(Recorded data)
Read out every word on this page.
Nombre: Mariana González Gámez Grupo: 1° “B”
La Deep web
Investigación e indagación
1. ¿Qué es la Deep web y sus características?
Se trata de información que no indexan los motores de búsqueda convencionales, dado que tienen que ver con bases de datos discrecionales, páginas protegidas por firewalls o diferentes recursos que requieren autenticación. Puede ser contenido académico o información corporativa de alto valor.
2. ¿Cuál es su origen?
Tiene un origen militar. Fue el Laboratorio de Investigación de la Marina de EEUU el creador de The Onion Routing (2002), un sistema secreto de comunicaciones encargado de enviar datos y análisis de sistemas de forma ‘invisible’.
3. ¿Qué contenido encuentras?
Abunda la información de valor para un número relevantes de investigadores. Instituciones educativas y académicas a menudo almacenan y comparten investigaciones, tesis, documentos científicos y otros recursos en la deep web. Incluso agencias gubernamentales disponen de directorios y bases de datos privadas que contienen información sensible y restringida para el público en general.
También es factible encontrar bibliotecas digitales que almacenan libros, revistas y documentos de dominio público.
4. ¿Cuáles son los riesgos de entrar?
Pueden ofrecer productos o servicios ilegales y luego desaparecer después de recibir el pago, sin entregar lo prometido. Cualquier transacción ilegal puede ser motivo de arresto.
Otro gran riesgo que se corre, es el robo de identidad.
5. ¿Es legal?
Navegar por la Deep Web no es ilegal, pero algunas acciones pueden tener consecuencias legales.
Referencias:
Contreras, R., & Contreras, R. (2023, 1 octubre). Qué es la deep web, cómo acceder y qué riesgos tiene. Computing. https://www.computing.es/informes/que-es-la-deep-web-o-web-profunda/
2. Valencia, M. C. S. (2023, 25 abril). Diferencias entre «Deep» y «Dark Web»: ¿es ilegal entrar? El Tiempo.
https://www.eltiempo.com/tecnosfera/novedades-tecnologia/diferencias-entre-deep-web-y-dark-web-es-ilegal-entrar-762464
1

**Given problem:**
In the entries above, find lines with "bases" and copy each.

**Finished answer:**
Se trata de información que no indexan los motores de búsqueda convencionales, dado que tienen que ver con bases de datos discrecionales, páginas protegidas por firewalls o diferentes recursos que requieren autenticación. Puede ser contenido académico o información corporativa de alto valor.
Abunda la información de valor para un número relevantes de investigadores. Instituciones educativas y académicas a menudo almacenan y comparten investigaciones, tesis, documentos científicos y otros recursos en la deep web. Incluso agencias gubernamentales disponen de directorios y bases de datos privadas que contienen información sensible y restringida para el público en general.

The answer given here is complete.